= DATA SHOWN =
⁂

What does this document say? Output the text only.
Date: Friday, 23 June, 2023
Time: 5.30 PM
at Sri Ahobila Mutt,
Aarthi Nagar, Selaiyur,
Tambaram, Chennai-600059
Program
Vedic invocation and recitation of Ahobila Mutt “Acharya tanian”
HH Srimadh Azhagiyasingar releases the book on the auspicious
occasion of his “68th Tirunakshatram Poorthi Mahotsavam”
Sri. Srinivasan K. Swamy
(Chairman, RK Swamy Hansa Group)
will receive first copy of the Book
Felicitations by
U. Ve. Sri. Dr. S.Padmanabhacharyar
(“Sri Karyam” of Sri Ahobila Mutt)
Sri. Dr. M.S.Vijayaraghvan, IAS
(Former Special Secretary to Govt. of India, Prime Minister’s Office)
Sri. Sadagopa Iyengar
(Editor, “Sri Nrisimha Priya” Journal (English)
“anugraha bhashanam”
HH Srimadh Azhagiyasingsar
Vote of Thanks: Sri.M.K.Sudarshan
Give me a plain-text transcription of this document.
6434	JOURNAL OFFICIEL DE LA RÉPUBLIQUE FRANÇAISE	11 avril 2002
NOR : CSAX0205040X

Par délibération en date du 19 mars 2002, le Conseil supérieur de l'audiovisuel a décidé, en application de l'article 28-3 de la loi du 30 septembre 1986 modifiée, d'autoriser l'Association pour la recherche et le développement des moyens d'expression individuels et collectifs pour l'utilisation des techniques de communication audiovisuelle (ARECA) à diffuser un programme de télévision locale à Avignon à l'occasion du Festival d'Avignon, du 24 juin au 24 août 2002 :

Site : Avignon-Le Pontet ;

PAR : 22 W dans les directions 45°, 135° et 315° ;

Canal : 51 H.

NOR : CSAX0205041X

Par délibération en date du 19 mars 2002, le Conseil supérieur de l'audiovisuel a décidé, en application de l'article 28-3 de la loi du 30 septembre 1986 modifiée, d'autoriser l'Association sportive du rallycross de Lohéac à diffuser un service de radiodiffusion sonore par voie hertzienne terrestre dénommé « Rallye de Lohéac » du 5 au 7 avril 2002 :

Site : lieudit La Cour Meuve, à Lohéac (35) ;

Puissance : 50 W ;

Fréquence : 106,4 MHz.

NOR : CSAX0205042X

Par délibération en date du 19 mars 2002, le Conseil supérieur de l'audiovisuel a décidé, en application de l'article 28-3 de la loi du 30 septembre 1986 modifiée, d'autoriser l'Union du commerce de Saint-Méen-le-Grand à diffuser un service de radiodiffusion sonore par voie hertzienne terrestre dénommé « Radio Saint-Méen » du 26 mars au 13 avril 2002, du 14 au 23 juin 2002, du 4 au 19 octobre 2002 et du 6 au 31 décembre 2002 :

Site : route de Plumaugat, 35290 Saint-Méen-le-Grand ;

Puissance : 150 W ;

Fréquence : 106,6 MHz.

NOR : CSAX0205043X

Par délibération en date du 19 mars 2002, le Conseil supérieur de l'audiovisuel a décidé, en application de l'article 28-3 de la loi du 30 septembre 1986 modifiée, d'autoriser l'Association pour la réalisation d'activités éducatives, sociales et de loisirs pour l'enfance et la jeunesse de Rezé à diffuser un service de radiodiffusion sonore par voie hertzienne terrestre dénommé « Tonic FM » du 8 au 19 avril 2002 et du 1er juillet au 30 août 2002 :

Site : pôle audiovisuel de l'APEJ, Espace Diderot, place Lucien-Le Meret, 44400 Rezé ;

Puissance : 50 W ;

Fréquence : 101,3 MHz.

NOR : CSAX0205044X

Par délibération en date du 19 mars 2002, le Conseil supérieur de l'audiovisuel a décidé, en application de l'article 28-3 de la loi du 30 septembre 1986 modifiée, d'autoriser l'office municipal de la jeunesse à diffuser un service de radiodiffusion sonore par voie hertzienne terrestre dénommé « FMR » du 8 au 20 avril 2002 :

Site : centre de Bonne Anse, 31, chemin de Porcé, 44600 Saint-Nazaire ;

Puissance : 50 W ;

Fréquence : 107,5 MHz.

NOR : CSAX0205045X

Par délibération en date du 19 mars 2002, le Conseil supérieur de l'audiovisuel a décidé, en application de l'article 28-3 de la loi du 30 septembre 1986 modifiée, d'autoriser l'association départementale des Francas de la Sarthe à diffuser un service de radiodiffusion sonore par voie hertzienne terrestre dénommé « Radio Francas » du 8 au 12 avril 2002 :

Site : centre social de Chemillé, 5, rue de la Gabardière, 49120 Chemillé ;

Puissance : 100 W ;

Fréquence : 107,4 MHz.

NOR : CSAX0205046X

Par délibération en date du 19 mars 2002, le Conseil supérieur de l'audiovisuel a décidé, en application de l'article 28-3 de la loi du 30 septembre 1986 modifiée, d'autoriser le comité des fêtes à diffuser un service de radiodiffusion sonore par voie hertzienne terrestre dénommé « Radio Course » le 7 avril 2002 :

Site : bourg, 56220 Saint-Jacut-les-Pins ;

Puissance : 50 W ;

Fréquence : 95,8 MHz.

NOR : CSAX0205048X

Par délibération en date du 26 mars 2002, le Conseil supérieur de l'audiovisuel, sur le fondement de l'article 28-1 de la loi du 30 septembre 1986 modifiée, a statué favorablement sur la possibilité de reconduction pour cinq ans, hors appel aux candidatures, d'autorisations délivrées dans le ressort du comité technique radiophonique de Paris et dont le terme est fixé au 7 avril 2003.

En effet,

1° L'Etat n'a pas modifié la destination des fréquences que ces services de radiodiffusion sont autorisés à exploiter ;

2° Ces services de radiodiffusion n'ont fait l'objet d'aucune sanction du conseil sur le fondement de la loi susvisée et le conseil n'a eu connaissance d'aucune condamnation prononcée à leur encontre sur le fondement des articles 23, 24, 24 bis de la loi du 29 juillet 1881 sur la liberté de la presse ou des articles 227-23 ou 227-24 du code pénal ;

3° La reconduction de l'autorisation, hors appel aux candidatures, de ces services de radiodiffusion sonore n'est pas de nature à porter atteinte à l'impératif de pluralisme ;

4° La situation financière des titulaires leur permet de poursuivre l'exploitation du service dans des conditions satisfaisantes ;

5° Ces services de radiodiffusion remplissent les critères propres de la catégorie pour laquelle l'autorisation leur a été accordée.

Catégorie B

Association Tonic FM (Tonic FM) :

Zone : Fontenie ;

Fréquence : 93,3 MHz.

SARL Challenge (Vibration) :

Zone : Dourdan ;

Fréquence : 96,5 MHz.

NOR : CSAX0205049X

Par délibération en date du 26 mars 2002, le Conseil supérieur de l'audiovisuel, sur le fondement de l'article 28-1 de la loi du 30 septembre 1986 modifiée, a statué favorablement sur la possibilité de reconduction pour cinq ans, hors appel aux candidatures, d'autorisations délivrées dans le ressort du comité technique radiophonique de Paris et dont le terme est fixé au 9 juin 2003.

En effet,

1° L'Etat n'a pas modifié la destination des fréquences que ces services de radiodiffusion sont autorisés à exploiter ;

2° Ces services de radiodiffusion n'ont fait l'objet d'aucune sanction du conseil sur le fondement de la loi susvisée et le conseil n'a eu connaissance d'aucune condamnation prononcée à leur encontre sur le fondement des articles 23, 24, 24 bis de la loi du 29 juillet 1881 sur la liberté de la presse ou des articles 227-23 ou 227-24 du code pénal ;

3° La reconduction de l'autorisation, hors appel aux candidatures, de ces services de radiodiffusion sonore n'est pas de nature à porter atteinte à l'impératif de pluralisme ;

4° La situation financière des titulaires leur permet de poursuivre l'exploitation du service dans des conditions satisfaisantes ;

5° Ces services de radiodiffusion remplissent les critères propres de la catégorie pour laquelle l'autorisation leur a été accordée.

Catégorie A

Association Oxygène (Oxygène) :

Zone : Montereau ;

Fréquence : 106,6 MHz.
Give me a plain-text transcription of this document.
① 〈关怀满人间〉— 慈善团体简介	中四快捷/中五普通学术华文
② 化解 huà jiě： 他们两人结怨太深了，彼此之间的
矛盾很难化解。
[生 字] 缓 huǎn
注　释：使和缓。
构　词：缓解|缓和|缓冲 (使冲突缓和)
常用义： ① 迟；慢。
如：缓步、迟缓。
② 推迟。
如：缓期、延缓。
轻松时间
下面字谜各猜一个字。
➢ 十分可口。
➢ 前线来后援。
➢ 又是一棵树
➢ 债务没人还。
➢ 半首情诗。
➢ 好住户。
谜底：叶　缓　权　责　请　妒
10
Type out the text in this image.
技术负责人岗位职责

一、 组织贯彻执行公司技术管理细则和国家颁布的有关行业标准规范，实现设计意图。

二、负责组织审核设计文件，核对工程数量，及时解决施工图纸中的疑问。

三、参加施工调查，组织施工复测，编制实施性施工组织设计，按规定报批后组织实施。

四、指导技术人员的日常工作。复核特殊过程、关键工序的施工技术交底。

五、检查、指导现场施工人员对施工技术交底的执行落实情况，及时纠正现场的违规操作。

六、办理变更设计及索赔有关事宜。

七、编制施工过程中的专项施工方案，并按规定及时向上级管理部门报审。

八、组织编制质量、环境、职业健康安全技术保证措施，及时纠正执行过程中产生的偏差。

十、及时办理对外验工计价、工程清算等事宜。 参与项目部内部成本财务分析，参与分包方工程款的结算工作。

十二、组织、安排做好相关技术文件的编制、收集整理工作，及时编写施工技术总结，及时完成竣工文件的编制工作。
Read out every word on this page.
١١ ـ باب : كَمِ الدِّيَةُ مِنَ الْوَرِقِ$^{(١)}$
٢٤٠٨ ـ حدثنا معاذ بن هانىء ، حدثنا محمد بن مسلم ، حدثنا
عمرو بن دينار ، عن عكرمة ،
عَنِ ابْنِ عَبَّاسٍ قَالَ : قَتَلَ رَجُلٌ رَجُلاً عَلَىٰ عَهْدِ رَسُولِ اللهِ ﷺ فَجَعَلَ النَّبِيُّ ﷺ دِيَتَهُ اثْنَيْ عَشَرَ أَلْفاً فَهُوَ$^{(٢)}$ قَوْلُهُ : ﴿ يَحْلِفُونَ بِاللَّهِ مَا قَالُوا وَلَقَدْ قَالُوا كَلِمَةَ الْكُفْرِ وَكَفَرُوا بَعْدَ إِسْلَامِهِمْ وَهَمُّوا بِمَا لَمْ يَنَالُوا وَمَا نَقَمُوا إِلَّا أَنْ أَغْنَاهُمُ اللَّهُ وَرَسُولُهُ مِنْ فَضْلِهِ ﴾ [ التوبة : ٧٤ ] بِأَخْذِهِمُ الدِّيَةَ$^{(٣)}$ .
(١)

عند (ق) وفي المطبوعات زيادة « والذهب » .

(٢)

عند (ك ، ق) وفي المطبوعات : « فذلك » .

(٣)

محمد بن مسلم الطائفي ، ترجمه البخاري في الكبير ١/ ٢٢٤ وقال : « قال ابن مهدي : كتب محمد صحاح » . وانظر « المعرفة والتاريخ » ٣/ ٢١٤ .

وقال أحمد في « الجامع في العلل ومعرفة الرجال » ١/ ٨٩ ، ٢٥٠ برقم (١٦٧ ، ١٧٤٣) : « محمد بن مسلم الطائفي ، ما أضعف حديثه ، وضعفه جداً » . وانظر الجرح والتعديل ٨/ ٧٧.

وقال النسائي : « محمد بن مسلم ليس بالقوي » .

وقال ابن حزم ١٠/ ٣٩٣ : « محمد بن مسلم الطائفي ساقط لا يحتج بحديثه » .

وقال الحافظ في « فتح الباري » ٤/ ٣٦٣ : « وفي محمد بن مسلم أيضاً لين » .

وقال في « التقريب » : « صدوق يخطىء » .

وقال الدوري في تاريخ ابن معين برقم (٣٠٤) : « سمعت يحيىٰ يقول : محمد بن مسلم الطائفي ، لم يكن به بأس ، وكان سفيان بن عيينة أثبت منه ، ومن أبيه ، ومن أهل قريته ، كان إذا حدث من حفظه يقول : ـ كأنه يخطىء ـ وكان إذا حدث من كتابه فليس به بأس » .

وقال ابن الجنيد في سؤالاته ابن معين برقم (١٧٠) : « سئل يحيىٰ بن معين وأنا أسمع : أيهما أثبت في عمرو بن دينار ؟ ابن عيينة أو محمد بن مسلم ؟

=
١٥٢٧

⁂

= WORK REQUIRED =
Scan the material above. Extract every line in which the word "Srimadh" occurs.

= ANSWER IN FULL =
HH Srimadh Azhagiyasingar releases the book on the auspicious
HH Srimadh Azhagiyasingsar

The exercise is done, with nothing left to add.